== Text block ==
· · · · ·
Luxembourg National Division (women's handball)
- Founded: 1974
- No. of teams: 8
- Country: Luxembourg
- Confederation: EHF
- Most recent champion: HB Dudelange
- Most titles: HBC Bascharage (30 titles)
- Level on pyramid: 1
- International cups: EHF Cup EHF Challenge Cup
- Website: https://www.flh.lu
- 2016–17 season

= Luxembourg National Division (women's handball) =

The Luxembourg Sales Lentz League is the name of the women's handball league of Luxembourg.

== Competition format ==

The season begins with a tournament between the eights teams. The first six teams qualify for the play-offs, while the last two plays play-downs.

== 2016/17 Season participants==

The following 8 clubs compete in the Sales Lentz League during the 2016–17 season.

| Team | City | Arena |
|---|---|---|
| HC Standard | Luxembourg City | Hall Bonnevoie |
| CHEV Diekirch | Diekirch | Hall Sportif Diekirch |
| HB Dudelange | Dudelange | René Hartmann Sport Center |
| HB Museldall | Grevenmacher | Sport Center |
| Handball Käerjeng | Käerjeng | Käerjenger Dribbel Sport Center |
| HB Pétange | Pétange | Pétange Sport Center |
| HC Atert Redange | Redange-sur-Attert | Redange Hall Omnisports |
| HBC Schifflange ASBL | Schifflange | Schifflange Sport Center |

==National Division Champions==

- 1974 : HB Dudelange
- 1975 : HB Dudelange (2)
- 1976 : HB Dudelange (3)
- 1977 : HBC Bascharage
- 1978 : HBC Bascharage (2)
- 1979 : HBC Bascharage (3)
- 1980 : HBC Bascharage (4)
- 1981 : HBC Bascharage (5)
- 1982 : HBC Bascharage (6)
- 1983 : HBC Bascharage (7)
- 1984 : HBC Bascharage (8)
- 1985 : HBC Bascharage (9)
- 1986 : HBC Bascharage (10)
- 1987 : HC Espérance Rumelange
- 1988 : HB Dudelange (4)
- 1989 : HC Berchem
- 1990 : HBC Bascharage (11)
- 1991 : HBC Bascharage (12)
- 1992 : HBC Bascharage (13)
- 1993 : HBC Bascharage (14)
- 1994 : HBC Bascharage (15)
- 1995 : HBC Bascharage (16)
· · · · ·
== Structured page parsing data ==

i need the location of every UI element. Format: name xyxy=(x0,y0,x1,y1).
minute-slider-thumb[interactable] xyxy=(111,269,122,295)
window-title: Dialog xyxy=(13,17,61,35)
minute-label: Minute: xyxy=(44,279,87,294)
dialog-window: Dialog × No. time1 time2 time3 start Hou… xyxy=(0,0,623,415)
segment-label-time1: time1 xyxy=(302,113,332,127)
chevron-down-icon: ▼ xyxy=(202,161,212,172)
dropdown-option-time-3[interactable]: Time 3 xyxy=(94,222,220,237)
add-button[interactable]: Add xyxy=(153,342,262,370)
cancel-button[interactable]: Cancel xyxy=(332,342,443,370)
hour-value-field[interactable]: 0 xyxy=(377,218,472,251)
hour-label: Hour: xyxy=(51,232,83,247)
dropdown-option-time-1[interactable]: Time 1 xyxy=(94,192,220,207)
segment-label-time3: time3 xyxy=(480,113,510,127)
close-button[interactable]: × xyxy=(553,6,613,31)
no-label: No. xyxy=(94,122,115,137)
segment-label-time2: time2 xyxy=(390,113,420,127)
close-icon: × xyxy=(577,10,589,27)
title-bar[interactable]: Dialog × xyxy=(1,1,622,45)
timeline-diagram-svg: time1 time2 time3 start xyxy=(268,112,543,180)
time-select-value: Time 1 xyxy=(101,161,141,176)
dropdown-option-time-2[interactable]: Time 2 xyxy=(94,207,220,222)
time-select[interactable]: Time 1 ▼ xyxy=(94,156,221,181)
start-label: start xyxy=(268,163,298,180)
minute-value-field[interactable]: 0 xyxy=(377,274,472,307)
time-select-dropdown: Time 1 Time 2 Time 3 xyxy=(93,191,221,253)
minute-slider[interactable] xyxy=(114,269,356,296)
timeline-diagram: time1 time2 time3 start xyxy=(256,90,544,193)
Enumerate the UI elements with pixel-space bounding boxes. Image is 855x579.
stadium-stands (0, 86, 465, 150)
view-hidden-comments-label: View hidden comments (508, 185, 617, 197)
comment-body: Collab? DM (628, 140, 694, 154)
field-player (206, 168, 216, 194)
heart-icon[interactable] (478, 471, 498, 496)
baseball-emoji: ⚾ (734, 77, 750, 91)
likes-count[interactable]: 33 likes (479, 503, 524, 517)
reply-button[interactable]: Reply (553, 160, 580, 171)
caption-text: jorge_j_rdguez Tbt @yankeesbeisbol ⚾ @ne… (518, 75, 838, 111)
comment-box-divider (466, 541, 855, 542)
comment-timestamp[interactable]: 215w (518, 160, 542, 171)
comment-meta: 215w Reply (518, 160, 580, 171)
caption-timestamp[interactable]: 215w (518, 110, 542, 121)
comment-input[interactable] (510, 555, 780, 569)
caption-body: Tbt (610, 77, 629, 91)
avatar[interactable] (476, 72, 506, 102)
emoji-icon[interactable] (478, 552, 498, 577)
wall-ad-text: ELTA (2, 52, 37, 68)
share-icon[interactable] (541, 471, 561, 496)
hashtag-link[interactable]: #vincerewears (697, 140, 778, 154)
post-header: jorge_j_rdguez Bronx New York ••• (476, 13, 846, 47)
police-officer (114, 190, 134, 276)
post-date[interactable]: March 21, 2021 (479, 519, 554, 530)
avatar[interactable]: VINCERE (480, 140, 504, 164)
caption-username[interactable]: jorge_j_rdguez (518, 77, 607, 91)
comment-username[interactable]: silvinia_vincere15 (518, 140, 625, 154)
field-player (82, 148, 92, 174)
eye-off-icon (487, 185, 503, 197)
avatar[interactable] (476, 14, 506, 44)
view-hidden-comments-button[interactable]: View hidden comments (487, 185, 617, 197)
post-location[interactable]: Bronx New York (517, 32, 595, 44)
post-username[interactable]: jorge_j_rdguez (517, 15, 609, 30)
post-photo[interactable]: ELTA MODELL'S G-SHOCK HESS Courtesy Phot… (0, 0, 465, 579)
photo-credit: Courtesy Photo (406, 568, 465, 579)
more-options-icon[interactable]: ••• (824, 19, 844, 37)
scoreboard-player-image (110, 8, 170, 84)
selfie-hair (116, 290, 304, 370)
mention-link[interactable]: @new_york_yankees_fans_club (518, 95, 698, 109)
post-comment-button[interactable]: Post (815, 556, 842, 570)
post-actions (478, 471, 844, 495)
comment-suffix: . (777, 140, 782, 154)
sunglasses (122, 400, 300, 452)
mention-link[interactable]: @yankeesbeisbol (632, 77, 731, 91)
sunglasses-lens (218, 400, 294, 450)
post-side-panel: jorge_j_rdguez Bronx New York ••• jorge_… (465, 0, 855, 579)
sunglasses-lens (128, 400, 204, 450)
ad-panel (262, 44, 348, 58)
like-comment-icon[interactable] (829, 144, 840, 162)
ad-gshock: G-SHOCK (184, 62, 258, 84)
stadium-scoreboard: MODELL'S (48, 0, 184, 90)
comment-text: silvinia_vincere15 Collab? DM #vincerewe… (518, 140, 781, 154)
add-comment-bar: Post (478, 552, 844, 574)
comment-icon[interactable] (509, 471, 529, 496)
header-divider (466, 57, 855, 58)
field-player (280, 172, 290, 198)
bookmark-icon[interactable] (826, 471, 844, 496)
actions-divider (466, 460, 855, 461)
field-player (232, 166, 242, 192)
· · · · ·
== To do ==
Reproduce, word for word, the part of the women's handball league text starting with "- 1976 : HB" and going on through "HBC Bascharage (7)".

== Exercise result ==
- 1976 : HB Dudelange (3)
- 1977 : HBC Bascharage
- 1978 : HBC Bascharage (2)
- 1979 : HBC Bascharage (3)
- 1980 : HBC Bascharage (4)
- 1981 : HBC Bascharage (5)
- 1982 : HBC Bascharage (6)
- 1983 : HBC Bascharage (7)